(DATA PROVIDED Opens)
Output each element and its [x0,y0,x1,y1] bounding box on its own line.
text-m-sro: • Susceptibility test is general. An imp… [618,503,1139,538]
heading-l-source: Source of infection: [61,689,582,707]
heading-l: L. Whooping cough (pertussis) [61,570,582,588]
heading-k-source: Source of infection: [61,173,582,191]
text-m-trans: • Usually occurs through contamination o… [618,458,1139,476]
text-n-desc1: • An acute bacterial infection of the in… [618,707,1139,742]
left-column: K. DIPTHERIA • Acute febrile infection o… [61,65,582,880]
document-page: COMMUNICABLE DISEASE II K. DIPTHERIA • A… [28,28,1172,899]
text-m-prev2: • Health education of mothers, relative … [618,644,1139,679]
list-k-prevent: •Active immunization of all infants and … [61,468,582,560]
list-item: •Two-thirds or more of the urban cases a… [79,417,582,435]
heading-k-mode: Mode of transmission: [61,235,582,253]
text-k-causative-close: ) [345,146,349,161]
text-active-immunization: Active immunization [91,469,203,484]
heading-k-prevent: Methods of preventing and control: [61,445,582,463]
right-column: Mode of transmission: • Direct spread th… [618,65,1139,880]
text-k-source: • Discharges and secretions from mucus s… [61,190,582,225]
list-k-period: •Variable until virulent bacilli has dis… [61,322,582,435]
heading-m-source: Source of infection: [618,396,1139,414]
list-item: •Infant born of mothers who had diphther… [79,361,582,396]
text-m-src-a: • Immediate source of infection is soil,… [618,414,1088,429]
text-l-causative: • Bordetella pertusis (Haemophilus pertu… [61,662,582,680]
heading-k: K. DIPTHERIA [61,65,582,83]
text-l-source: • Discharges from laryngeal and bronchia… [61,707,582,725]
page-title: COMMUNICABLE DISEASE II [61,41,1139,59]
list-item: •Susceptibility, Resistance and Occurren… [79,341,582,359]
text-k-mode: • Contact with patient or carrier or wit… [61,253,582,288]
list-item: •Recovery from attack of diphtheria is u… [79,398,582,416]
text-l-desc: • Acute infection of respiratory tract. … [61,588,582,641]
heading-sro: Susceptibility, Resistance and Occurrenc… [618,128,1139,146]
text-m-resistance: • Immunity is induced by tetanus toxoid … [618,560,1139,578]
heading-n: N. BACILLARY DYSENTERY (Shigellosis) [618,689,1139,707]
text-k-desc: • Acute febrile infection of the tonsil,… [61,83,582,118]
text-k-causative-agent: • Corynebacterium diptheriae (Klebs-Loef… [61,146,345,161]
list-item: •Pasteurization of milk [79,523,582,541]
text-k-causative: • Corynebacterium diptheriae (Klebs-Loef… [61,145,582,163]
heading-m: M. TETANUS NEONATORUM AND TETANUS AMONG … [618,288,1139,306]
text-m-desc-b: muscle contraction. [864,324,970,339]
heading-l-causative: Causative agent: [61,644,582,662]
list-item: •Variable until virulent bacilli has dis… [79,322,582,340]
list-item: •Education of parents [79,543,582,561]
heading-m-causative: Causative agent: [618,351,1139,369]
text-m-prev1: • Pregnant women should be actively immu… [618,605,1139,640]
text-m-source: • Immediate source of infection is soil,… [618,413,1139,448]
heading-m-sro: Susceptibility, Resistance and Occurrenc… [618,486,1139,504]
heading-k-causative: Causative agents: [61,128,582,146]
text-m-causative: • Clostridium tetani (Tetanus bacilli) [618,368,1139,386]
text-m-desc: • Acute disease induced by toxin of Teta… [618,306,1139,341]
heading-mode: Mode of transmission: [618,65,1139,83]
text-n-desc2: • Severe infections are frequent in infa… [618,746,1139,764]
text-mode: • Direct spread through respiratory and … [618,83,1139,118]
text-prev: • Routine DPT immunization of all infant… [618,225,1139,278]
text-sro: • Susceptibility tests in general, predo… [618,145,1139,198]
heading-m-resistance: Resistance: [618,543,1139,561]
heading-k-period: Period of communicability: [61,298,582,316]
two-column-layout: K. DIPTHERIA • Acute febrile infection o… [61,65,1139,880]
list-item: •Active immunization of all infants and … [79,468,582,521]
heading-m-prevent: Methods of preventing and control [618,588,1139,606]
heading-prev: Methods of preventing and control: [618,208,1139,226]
(DATA PROVIDED Closes)
• _EXERCISE BRIEF_
Every record must be transcribed precisely, down to the last character.

• _SOLUTION_
Output each element and its [x0,y0,x1,y1] bounding box on its own line.
text-m-sro: • Susceptibility test is general. An imp… [618,503,1139,538]
heading-l-source: Source of infection: [61,689,582,707]
heading-l: L. Whooping cough (pertussis) [61,570,582,588]
heading-k-source: Source of infection: [61,173,582,191]
text-m-trans: • Usually occurs through contamination o… [618,458,1139,476]
text-n-desc1: • An acute bacterial infection of the in… [618,707,1139,742]
left-column: K. DIPTHERIA • Acute febrile infection o… [61,65,582,880]
document-page: COMMUNICABLE DISEASE II K. DIPTHERIA • A… [28,28,1172,899]
text-m-prev2: • Health education of mothers, relative … [618,644,1139,679]
list-k-prevent: •Active immunization of all infants and … [61,468,582,560]
list-item: •Two-thirds or more of the urban cases a… [79,417,582,435]
heading-k-mode: Mode of transmission: [61,235,582,253]
text-k-causative-close: ) [345,146,349,161]
text-active-immunization: Active immunization [91,469,203,484]
heading-k-prevent: Methods of preventing and control: [61,445,582,463]
right-column: Mode of transmission: • Direct spread th… [618,65,1139,880]
text-k-source: • Discharges and secretions from mucus s… [61,190,582,225]
list-k-period: •Variable until virulent bacilli has dis… [61,322,582,435]
heading-m-source: Source of infection: [618,396,1139,414]
list-item: •Infant born of mothers who had diphther… [79,361,582,396]
text-m-src-a: • Immediate source of infection is soil,… [618,414,1088,429]
text-l-causative: • Bordetella pertusis (Haemophilus pertu… [61,662,582,680]
heading-k: K. DIPTHERIA [61,65,582,83]
text-l-source: • Discharges from laryngeal and bronchia… [61,707,582,725]
page-title: COMMUNICABLE DISEASE II [61,41,1139,59]
list-item: •Susceptibility, Resistance and Occurren… [79,341,582,359]
text-k-mode: • Contact with patient or carrier or wit… [61,253,582,288]
list-item: •Recovery from attack of diphtheria is u… [79,398,582,416]
text-l-desc: • Acute infection of respiratory tract. … [61,588,582,641]
heading-sro: Susceptibility, Resistance and Occurrenc… [618,128,1139,146]
text-m-resistance: • Immunity is induced by tetanus toxoid … [618,560,1139,578]
heading-n: N. BACILLARY DYSENTERY (Shigellosis) [618,689,1139,707]
text-k-desc: • Acute febrile infection of the tonsil,… [61,83,582,118]
text-k-causative-agent: • Corynebacterium diptheriae (Klebs-Loef… [61,146,345,161]
list-item: •Pasteurization of milk [79,523,582,541]
text-k-causative: • Corynebacterium diptheriae (Klebs-Loef… [61,145,582,163]
heading-m: M. TETANUS NEONATORUM AND TETANUS AMONG … [618,288,1139,306]
text-m-desc-b: muscle contraction. [864,324,970,339]
heading-l-causative: Causative agent: [61,644,582,662]
list-item: •Variable until virulent bacilli has dis… [79,322,582,340]
list-item: •Education of parents [79,543,582,561]
heading-m-causative: Causative agent: [618,351,1139,369]
text-m-prev1: • Pregnant women should be actively immu… [618,605,1139,640]
text-m-source: • Immediate source of infection is soil,… [618,413,1139,448]
heading-m-sro: Susceptibility, Resistance and Occurrenc… [618,486,1139,504]
heading-k-causative: Causative agents: [61,128,582,146]
text-m-causative: • Clostridium tetani (Tetanus bacilli) [618,368,1139,386]
text-m-desc: • Acute disease induced by toxin of Teta… [618,306,1139,341]
heading-mode: Mode of transmission: [618,65,1139,83]
text-n-desc2: • Severe infections are frequent in infa… [618,746,1139,764]
text-mode: • Direct spread through respiratory and … [618,83,1139,118]
text-prev: • Routine DPT immunization of all infant… [618,225,1139,278]
text-sro: • Susceptibility tests in general, predo… [618,145,1139,198]
heading-m-resistance: Resistance: [618,543,1139,561]
heading-k-period: Period of communicability: [61,298,582,316]
two-column-layout: K. DIPTHERIA • Acute febrile infection o… [61,65,1139,880]
list-item: •Active immunization of all infants and … [79,468,582,521]
heading-m-prevent: Methods of preventing and control [618,588,1139,606]
heading-prev: Methods of preventing and control: [618,208,1139,226]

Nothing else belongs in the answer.